• _EXERCISE AIM_
In the listing below, count each line containing "Cost" and answer with the count only.

• _RECORDS FOR PROCESSING_
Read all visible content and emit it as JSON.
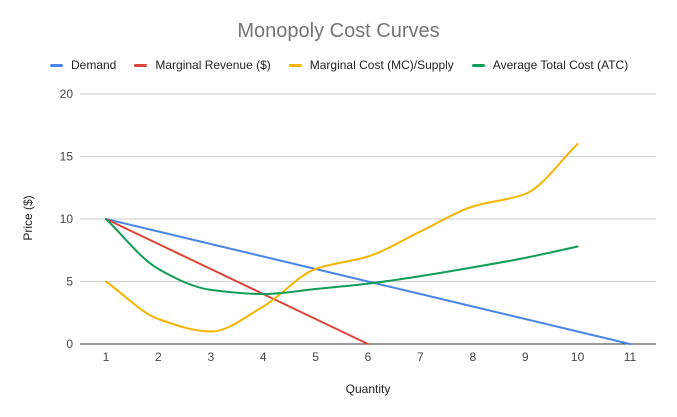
{
  "chart_data": {
    "type": "line",
    "title": "Monopoly Cost Curves",
    "xlabel": "Quantity",
    "ylabel": "Price ($)",
    "x_ticks": [
      1,
      2,
      3,
      4,
      5,
      6,
      7,
      8,
      9,
      10,
      11
    ],
    "xlim": [
      1,
      11
    ],
    "y_ticks": [
      0,
      5,
      10,
      15,
      20
    ],
    "ylim": [
      0,
      20
    ],
    "grid": true,
    "legend_position": "top",
    "series": [
      {
        "name": "Demand",
        "color": "#4a86e8",
        "x": [
          1,
          2,
          3,
          4,
          5,
          6,
          7,
          8,
          9,
          10,
          11
        ],
        "y": [
          10,
          9,
          8,
          7,
          6,
          5,
          4,
          3,
          2,
          1,
          0
        ]
      },
      {
        "name": "Marginal Revenue ($)",
        "color": "#db4437",
        "x": [
          1,
          2,
          3,
          4,
          5,
          6
        ],
        "y": [
          10,
          8,
          6,
          4,
          2,
          0
        ]
      },
      {
        "name": "Marginal Cost (MC)/Supply",
        "color": "#f4b400",
        "x": [
          1,
          2,
          3,
          4,
          5,
          6,
          7,
          8,
          9,
          10
        ],
        "y": [
          5,
          2,
          1,
          3,
          6,
          7,
          9,
          11,
          12,
          16
        ]
      },
      {
        "name": "Average Total Cost (ATC)",
        "color": "#0f9d58",
        "x": [
          1,
          2,
          3,
          4,
          5,
          6,
          7,
          8,
          9,
          10
        ],
        "y": [
          10,
          6,
          4.33,
          4,
          4.4,
          4.83,
          5.43,
          6.13,
          6.89,
          7.8
        ]
      }
    ]
  }
}
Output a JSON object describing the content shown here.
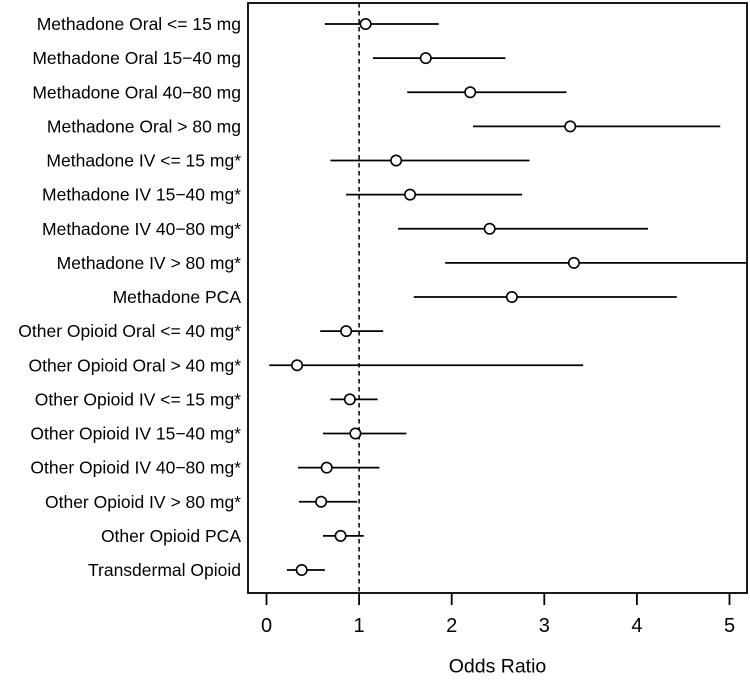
{
  "chart_data": {
    "type": "forest",
    "title": "",
    "xlabel": "Odds Ratio",
    "ylabel": "",
    "xlim": [
      -0.2,
      5.2
    ],
    "xticks": [
      0,
      1,
      2,
      3,
      4,
      5
    ],
    "xtick_labels": [
      "0",
      "1",
      "2",
      "3",
      "4",
      "5"
    ],
    "reference_line": 1,
    "reference_line_style": "dashed",
    "grid": false,
    "legend": false,
    "marker": "open-circle",
    "colors": {
      "line": "#000000",
      "marker_fill": "#ffffff",
      "background": "#ffffff"
    },
    "rows": [
      {
        "label": "Methadone Oral <= 15 mg",
        "or": 1.07,
        "ci_low": 0.63,
        "ci_high": 1.86,
        "clipped_high": false
      },
      {
        "label": "Methadone Oral 15−40 mg",
        "or": 1.72,
        "ci_low": 1.15,
        "ci_high": 2.58,
        "clipped_high": false
      },
      {
        "label": "Methadone Oral 40−80 mg",
        "or": 2.2,
        "ci_low": 1.52,
        "ci_high": 3.24,
        "clipped_high": false
      },
      {
        "label": "Methadone Oral > 80 mg",
        "or": 3.28,
        "ci_low": 2.23,
        "ci_high": 4.9,
        "clipped_high": false
      },
      {
        "label": "Methadone IV <= 15 mg*",
        "or": 1.4,
        "ci_low": 0.69,
        "ci_high": 2.84,
        "clipped_high": false
      },
      {
        "label": "Methadone IV 15−40 mg*",
        "or": 1.55,
        "ci_low": 0.86,
        "ci_high": 2.76,
        "clipped_high": false
      },
      {
        "label": "Methadone IV 40−80 mg*",
        "or": 2.41,
        "ci_low": 1.42,
        "ci_high": 4.12,
        "clipped_high": false
      },
      {
        "label": "Methadone IV > 80 mg*",
        "or": 3.32,
        "ci_low": 1.93,
        "ci_high": 5.2,
        "clipped_high": true
      },
      {
        "label": "Methadone PCA",
        "or": 2.65,
        "ci_low": 1.59,
        "ci_high": 4.43,
        "clipped_high": false
      },
      {
        "label": "Other Opioid Oral <= 40 mg*",
        "or": 0.86,
        "ci_low": 0.58,
        "ci_high": 1.26,
        "clipped_high": false
      },
      {
        "label": "Other Opioid Oral > 40 mg*",
        "or": 0.33,
        "ci_low": 0.03,
        "ci_high": 3.42,
        "clipped_high": false
      },
      {
        "label": "Other Opioid IV <= 15 mg*",
        "or": 0.9,
        "ci_low": 0.69,
        "ci_high": 1.2,
        "clipped_high": false
      },
      {
        "label": "Other Opioid IV 15−40 mg*",
        "or": 0.96,
        "ci_low": 0.61,
        "ci_high": 1.51,
        "clipped_high": false
      },
      {
        "label": "Other Opioid IV 40−80 mg*",
        "or": 0.65,
        "ci_low": 0.34,
        "ci_high": 1.22,
        "clipped_high": false
      },
      {
        "label": "Other Opioid IV > 80 mg*",
        "or": 0.59,
        "ci_low": 0.35,
        "ci_high": 0.98,
        "clipped_high": false
      },
      {
        "label": "Other Opioid PCA",
        "or": 0.8,
        "ci_low": 0.61,
        "ci_high": 1.05,
        "clipped_high": false
      },
      {
        "label": "Transdermal Opioid",
        "or": 0.38,
        "ci_low": 0.22,
        "ci_high": 0.63,
        "clipped_high": false
      }
    ]
  }
}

• _FINISHED ANSWER_
3